# Source data start

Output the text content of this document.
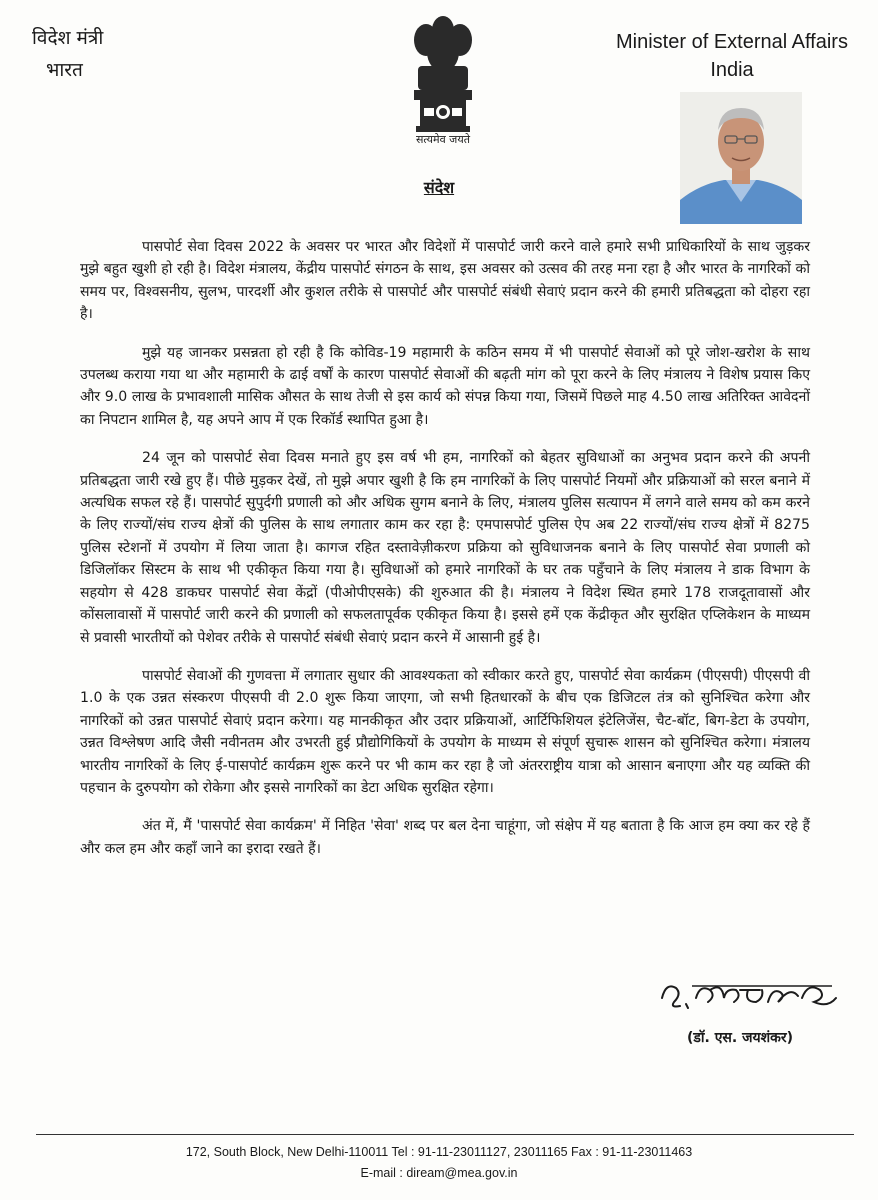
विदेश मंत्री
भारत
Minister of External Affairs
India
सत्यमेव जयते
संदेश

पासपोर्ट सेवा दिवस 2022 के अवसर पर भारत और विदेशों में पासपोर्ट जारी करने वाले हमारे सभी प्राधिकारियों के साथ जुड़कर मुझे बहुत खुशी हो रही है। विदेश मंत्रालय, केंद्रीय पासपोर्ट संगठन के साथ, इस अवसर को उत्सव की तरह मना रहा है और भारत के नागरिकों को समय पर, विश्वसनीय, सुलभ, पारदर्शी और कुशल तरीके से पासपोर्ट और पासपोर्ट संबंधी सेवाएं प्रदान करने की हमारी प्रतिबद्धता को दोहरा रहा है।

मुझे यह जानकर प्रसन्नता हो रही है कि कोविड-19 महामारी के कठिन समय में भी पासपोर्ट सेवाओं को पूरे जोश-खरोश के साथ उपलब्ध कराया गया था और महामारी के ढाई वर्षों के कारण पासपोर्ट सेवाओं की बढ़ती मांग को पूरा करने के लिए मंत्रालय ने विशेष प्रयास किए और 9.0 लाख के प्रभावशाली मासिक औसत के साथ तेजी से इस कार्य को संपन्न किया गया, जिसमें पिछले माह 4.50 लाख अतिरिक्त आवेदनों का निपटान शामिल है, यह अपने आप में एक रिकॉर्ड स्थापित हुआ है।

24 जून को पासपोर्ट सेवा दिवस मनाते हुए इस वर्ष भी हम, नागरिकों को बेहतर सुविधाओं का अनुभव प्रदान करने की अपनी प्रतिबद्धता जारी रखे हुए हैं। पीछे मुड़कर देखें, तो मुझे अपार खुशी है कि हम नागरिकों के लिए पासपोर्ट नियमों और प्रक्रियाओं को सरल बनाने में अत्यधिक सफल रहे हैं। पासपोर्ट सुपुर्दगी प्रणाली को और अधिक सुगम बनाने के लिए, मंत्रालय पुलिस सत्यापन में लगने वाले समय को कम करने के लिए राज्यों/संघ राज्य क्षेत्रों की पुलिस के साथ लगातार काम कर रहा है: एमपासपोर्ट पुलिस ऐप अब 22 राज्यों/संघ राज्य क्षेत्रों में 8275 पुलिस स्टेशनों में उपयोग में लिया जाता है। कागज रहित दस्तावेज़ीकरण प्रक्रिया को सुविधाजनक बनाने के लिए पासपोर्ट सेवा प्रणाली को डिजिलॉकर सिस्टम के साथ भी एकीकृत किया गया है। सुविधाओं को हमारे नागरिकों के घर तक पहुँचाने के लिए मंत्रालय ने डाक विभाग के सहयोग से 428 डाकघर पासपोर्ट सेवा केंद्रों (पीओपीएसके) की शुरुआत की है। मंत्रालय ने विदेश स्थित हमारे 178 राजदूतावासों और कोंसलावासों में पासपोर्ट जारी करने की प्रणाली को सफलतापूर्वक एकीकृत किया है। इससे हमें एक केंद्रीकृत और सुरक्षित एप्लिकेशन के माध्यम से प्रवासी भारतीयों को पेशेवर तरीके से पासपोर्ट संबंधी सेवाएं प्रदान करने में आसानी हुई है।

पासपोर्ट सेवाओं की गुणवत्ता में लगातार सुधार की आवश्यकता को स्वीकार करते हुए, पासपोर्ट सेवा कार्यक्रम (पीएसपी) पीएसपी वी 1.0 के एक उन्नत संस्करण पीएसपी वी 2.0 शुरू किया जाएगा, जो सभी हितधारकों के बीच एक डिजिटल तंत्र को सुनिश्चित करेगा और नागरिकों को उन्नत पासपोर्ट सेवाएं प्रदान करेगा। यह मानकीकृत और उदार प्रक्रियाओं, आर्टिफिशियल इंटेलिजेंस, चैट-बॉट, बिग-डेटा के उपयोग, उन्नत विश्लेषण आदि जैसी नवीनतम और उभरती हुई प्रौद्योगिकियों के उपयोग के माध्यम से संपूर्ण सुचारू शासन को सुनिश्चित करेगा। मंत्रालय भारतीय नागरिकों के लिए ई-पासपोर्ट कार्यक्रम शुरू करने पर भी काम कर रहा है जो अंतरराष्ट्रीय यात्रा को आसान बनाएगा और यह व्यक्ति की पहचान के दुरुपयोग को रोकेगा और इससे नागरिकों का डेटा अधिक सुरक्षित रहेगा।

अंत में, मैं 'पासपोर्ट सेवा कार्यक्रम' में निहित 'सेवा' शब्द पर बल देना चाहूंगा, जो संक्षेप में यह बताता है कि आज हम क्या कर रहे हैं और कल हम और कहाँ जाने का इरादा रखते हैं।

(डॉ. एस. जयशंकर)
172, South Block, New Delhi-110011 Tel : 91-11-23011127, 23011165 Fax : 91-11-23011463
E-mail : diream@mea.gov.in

# Source data end
# Source data start

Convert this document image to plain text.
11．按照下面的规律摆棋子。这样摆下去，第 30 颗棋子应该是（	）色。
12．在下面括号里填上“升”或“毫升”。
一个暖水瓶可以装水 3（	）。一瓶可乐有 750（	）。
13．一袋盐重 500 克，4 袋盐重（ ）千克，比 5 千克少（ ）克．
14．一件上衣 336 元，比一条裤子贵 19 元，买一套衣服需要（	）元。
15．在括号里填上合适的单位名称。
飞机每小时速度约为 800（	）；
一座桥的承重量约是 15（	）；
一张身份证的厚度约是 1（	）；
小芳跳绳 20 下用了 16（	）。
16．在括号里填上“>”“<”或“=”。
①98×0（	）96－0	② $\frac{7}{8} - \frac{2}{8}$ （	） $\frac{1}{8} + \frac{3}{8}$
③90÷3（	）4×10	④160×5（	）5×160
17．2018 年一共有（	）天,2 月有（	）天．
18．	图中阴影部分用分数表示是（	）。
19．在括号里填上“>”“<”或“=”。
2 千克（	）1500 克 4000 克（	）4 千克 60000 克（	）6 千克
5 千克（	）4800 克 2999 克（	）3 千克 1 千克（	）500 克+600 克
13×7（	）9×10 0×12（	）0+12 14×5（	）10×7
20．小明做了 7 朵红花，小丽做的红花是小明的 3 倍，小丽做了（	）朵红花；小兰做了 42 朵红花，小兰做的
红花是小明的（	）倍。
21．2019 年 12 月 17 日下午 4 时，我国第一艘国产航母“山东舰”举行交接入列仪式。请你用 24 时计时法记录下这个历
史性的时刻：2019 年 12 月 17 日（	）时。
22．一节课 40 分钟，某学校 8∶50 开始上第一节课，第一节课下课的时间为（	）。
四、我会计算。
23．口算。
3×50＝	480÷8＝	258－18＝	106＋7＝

# Source data end

What is needed
Pick out every line above that holds the word "document" and copy it.

Expected answer
Output the text content of this document.
Convert this document image to plain text.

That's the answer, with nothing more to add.